- **PROVIDED RECORDS**

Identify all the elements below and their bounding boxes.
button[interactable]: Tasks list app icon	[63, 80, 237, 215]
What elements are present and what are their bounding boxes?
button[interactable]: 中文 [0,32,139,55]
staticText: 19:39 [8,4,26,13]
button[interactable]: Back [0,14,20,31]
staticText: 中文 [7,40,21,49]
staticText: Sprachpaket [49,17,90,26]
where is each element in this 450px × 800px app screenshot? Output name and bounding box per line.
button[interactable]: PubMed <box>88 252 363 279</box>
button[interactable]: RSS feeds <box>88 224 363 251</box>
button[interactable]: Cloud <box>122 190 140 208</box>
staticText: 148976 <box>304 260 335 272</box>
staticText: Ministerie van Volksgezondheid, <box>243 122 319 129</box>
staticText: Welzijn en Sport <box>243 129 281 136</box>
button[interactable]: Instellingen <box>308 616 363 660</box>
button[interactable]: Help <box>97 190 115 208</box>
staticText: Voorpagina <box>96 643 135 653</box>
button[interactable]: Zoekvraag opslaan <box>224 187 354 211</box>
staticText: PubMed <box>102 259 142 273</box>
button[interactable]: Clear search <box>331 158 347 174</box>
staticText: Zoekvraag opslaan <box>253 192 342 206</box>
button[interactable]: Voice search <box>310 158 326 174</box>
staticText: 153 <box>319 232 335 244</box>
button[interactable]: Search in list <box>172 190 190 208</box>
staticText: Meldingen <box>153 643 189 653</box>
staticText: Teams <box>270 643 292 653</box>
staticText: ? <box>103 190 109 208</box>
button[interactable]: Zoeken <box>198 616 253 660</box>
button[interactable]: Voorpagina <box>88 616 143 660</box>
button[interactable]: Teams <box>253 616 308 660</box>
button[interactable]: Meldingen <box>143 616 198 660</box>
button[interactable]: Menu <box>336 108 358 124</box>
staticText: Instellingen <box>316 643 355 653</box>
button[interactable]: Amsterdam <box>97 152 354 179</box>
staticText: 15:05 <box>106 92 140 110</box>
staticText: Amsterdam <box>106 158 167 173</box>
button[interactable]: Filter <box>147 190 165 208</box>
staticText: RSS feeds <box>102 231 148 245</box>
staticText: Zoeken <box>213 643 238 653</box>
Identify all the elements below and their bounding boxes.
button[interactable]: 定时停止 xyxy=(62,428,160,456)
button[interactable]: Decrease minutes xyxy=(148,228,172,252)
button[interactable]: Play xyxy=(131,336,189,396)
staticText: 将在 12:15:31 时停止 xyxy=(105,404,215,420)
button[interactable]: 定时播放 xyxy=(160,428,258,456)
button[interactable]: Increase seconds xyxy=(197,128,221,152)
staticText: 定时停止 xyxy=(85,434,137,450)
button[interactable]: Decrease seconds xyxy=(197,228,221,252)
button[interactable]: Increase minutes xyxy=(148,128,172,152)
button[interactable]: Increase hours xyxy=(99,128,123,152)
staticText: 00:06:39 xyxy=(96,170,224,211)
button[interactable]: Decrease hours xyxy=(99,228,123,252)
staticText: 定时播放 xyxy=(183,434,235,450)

- **EXERCISE DESCRIPTION**
Could you update the lines above so that every "interactable" becomes "clickable", with nothing else changed?

- **SOLVED EXERCISE**
Identify all the elements below and their bounding boxes.
button[clickable]: Tasks list app icon	[63, 80, 237, 215]
What elements are present and what are their bounding boxes?
button[clickable]: 中文 [0,32,139,55]
staticText: 19:39 [8,4,26,13]
button[clickable]: Back [0,14,20,31]
staticText: 中文 [7,40,21,49]
staticText: Sprachpaket [49,17,90,26]
where is each element in this 450px × 800px app screenshot? Output name and bounding box per line.
button[clickable]: PubMed <box>88 252 363 279</box>
button[clickable]: RSS feeds <box>88 224 363 251</box>
button[clickable]: Cloud <box>122 190 140 208</box>
staticText: 148976 <box>304 260 335 272</box>
staticText: Ministerie van Volksgezondheid, <box>243 122 319 129</box>
staticText: Welzijn en Sport <box>243 129 281 136</box>
button[clickable]: Instellingen <box>308 616 363 660</box>
button[clickable]: Help <box>97 190 115 208</box>
staticText: Voorpagina <box>96 643 135 653</box>
button[clickable]: Zoekvraag opslaan <box>224 187 354 211</box>
staticText: PubMed <box>102 259 142 273</box>
button[clickable]: Clear search <box>331 158 347 174</box>
staticText: Zoekvraag opslaan <box>253 192 342 206</box>
button[clickable]: Voice search <box>310 158 326 174</box>
staticText: 153 <box>319 232 335 244</box>
button[clickable]: Search in list <box>172 190 190 208</box>
staticText: Meldingen <box>153 643 189 653</box>
staticText: Teams <box>270 643 292 653</box>
staticText: ? <box>103 190 109 208</box>
button[clickable]: Zoeken <box>198 616 253 660</box>
button[clickable]: Voorpagina <box>88 616 143 660</box>
button[clickable]: Teams <box>253 616 308 660</box>
button[clickable]: Meldingen <box>143 616 198 660</box>
button[clickable]: Menu <box>336 108 358 124</box>
staticText: Instellingen <box>316 643 355 653</box>
button[clickable]: Amsterdam <box>97 152 354 179</box>
staticText: 15:05 <box>106 92 140 110</box>
staticText: Amsterdam <box>106 158 167 173</box>
button[clickable]: Filter <box>147 190 165 208</box>
staticText: RSS feeds <box>102 231 148 245</box>
staticText: Zoeken <box>213 643 238 653</box>
Identify all the elements below and their bounding boxes.
button[clickable]: 定时停止 xyxy=(62,428,160,456)
button[clickable]: Decrease minutes xyxy=(148,228,172,252)
button[clickable]: Play xyxy=(131,336,189,396)
staticText: 将在 12:15:31 时停止 xyxy=(105,404,215,420)
button[clickable]: 定时播放 xyxy=(160,428,258,456)
button[clickable]: Increase seconds xyxy=(197,128,221,152)
staticText: 定时停止 xyxy=(85,434,137,450)
button[clickable]: Decrease seconds xyxy=(197,228,221,252)
button[clickable]: Increase minutes xyxy=(148,128,172,152)
button[clickable]: Increase hours xyxy=(99,128,123,152)
staticText: 00:06:39 xyxy=(96,170,224,211)
button[clickable]: Decrease hours xyxy=(99,228,123,252)
staticText: 定时播放 xyxy=(183,434,235,450)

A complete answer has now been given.